- [To do] Quote the records below word for word, from the first line to the last, and leave the pictures out.

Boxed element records
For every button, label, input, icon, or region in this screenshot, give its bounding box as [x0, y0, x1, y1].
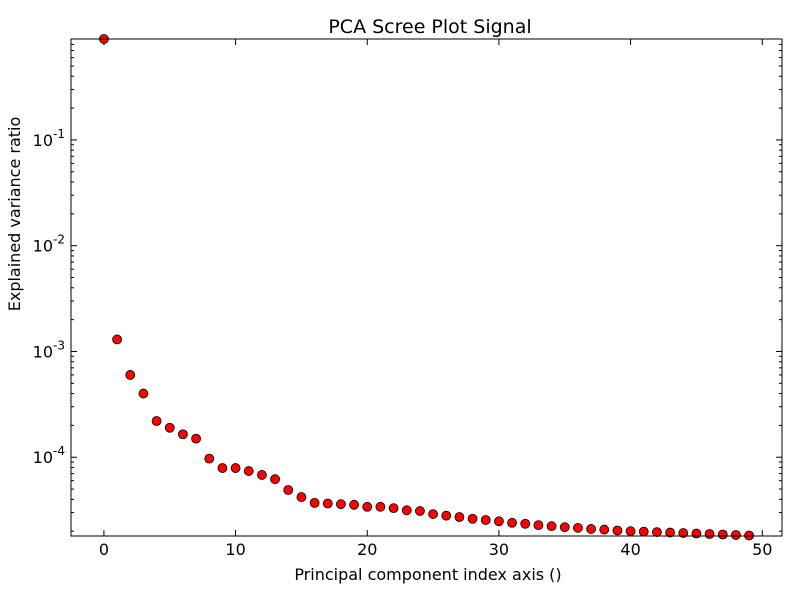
- y-tick-label: 10-3: [33, 338, 65, 361]
- data-point: [533, 520, 544, 531]
- data-point: [178, 429, 188, 440]
- data-point: [151, 416, 162, 426]
- data-point: [573, 522, 583, 533]
- data-point: [243, 466, 254, 476]
- data-point: [612, 525, 623, 536]
- y-tick-label: 10-2: [33, 233, 65, 256]
- data-point: [454, 512, 465, 522]
- data-point: [362, 501, 373, 512]
- data-point: [204, 453, 215, 464]
- data-point: [270, 474, 280, 485]
- y-tick-base: 10: [33, 342, 53, 361]
- data-point: [401, 505, 412, 516]
- data-point: [599, 524, 610, 535]
- chart-title: PCA Scree Plot Signal: [328, 16, 531, 38]
- data-point: [467, 513, 478, 524]
- y-tick-base: 10: [33, 237, 53, 256]
- x-axis: 0 10 20 30 40 50: [99, 39, 772, 559]
- x-tick-label: 20: [357, 540, 377, 559]
- x-tick-label: 10: [225, 540, 245, 559]
- data-point: [349, 499, 359, 510]
- data-point: [586, 524, 596, 534]
- data-point: [494, 516, 504, 527]
- y-tick-base: 10: [33, 448, 53, 467]
- y-tick-exponent: -3: [53, 338, 65, 352]
- data-point: [625, 526, 636, 537]
- data-point: [309, 498, 320, 508]
- x-tick-label: 30: [489, 540, 509, 559]
- data-point: [375, 501, 386, 512]
- y-axis-label: Explained variance ratio: [5, 117, 24, 312]
- data-point: [731, 530, 741, 540]
- data-point: [480, 515, 491, 525]
- x-axis-label: Principal component index axis (): [294, 565, 561, 584]
- data-point: [559, 522, 570, 533]
- data-point: [652, 527, 662, 537]
- x-tick-label: 40: [620, 540, 640, 559]
- y-tick-label: 10-4: [33, 444, 65, 467]
- data-point: [388, 503, 399, 514]
- data-point: [191, 433, 201, 444]
- data-point: [125, 370, 136, 380]
- data-point: [336, 499, 346, 510]
- data-point: [428, 509, 438, 519]
- y-tick-exponent: -4: [53, 444, 65, 458]
- y-tick-exponent: -1: [53, 127, 65, 141]
- data-point: [112, 334, 122, 345]
- data-point: [665, 527, 675, 538]
- data-point: [217, 463, 228, 473]
- data-point: [296, 492, 307, 502]
- data-point: [717, 529, 728, 540]
- data-point: [164, 422, 175, 433]
- data-point: [546, 521, 557, 532]
- x-tick-label: 0: [99, 540, 109, 559]
- data-point: [283, 485, 294, 495]
- plot-frame: [70, 38, 783, 537]
- data-point: [507, 517, 517, 528]
- x-tick-label: 50: [752, 540, 772, 559]
- data-point: [691, 528, 702, 539]
- data-point: [638, 526, 649, 537]
- data-point: [744, 530, 754, 541]
- data-point: [704, 529, 715, 539]
- y-tick-label: 10-1: [33, 127, 65, 150]
- data-point: [520, 518, 531, 529]
- data-point: [138, 388, 149, 399]
- data-point: [257, 470, 267, 480]
- data-point: [415, 506, 425, 516]
- data-point: [441, 510, 452, 521]
- data-point: [322, 498, 333, 509]
- data-point: [678, 528, 689, 538]
- data-point: [230, 463, 241, 473]
- y-tick-exponent: -2: [53, 233, 65, 247]
- y-tick-base: 10: [33, 131, 53, 150]
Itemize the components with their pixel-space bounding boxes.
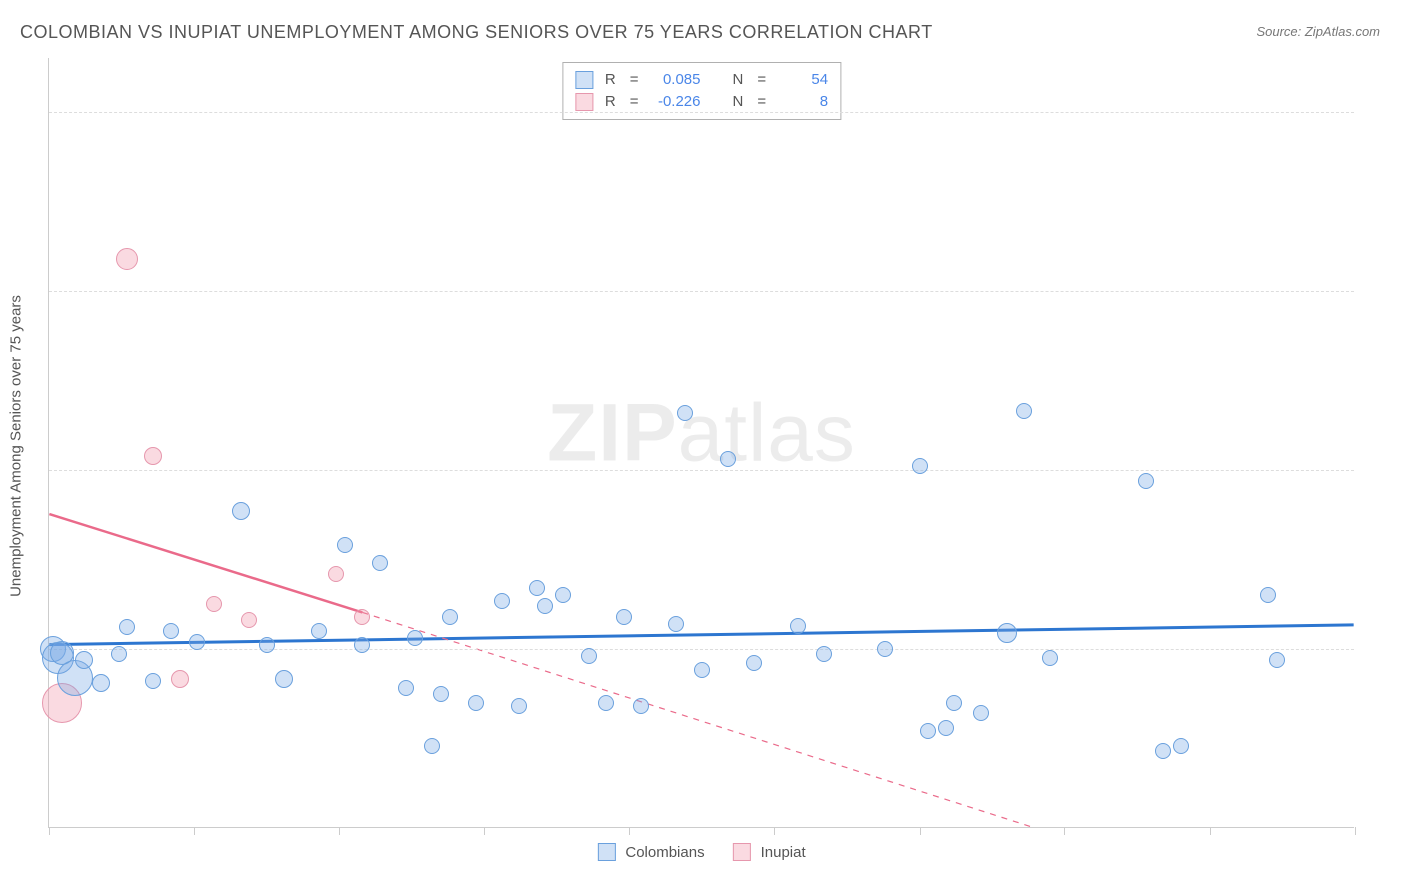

- [Complete output]
For every button, label, input, icon, or region in this screenshot, give its bounding box as [x0, y0, x1, y1].
- y-tick-label: 10-3: [33, 338, 65, 361]
- data-point: [533, 520, 544, 531]
- data-point: [178, 429, 188, 440]
- data-point: [151, 416, 162, 426]
- data-point: [573, 522, 583, 533]
- data-point: [243, 466, 254, 476]
- data-point: [612, 525, 623, 536]
- y-tick-label: 10-2: [33, 233, 65, 256]
- data-point: [454, 512, 465, 522]
- data-point: [362, 501, 373, 512]
- data-point: [204, 453, 215, 464]
- data-point: [270, 474, 280, 485]
- y-tick-base: 10: [33, 342, 53, 361]
- data-point: [401, 505, 412, 516]
- data-point: [599, 524, 610, 535]
- chart-title: PCA Scree Plot Signal: [328, 16, 531, 38]
- data-point: [467, 513, 478, 524]
- y-tick-base: 10: [33, 237, 53, 256]
- x-axis: 0 10 20 30 40 50: [99, 39, 772, 559]
- x-tick-label: 20: [357, 540, 377, 559]
- x-tick-label: 10: [225, 540, 245, 559]
- data-point: [349, 499, 359, 510]
- data-point: [586, 524, 596, 534]
- data-point: [494, 516, 504, 527]
- y-tick-base: 10: [33, 448, 53, 467]
- y-tick-exponent: -3: [53, 338, 65, 352]
- data-point: [625, 526, 636, 537]
- data-point: [309, 498, 320, 508]
- x-tick-label: 30: [489, 540, 509, 559]
- data-point: [375, 501, 386, 512]
- y-axis-label: Explained variance ratio: [5, 117, 24, 312]
- data-point: [731, 530, 741, 540]
- data-point: [480, 515, 491, 525]
- x-axis-label: Principal component index axis (): [294, 565, 561, 584]
- data-point: [559, 522, 570, 533]
- data-point: [652, 527, 662, 537]
- x-tick-label: 40: [620, 540, 640, 559]
- y-tick-label: 10-4: [33, 444, 65, 467]
- data-point: [388, 503, 399, 514]
- data-point: [191, 433, 201, 444]
- data-point: [125, 370, 136, 380]
- data-point: [336, 499, 346, 510]
- data-point: [428, 509, 438, 519]
- y-tick-exponent: -4: [53, 444, 65, 458]
- y-tick-exponent: -1: [53, 127, 65, 141]
- data-point: [112, 334, 122, 345]
- data-point: [665, 527, 675, 538]
- data-point: [217, 463, 228, 473]
- data-point: [296, 492, 307, 502]
- data-point: [717, 529, 728, 540]
- data-point: [164, 422, 175, 433]
- data-point: [546, 521, 557, 532]
- x-tick-label: 0: [99, 540, 109, 559]
- data-point: [283, 485, 294, 495]
- plot-frame: [70, 38, 783, 537]
- data-point: [507, 517, 517, 528]
- x-tick-label: 50: [752, 540, 772, 559]
- data-point: [691, 528, 702, 539]
- data-point: [638, 526, 649, 537]
- data-point: [744, 530, 754, 541]
- data-point: [704, 529, 715, 539]
- y-tick-label: 10-1: [33, 127, 65, 150]
- data-point: [520, 518, 531, 529]
- data-point: [138, 388, 149, 399]
- data-point: [257, 470, 267, 480]
- data-point: [415, 506, 425, 516]
- data-point: [441, 510, 452, 521]
- data-point: [322, 498, 333, 509]
- data-point: [678, 528, 689, 538]
- data-point: [230, 463, 241, 473]
- y-tick-exponent: -2: [53, 233, 65, 247]
- y-tick-base: 10: [33, 131, 53, 150]
Itemize the components with their pixel-space bounding boxes.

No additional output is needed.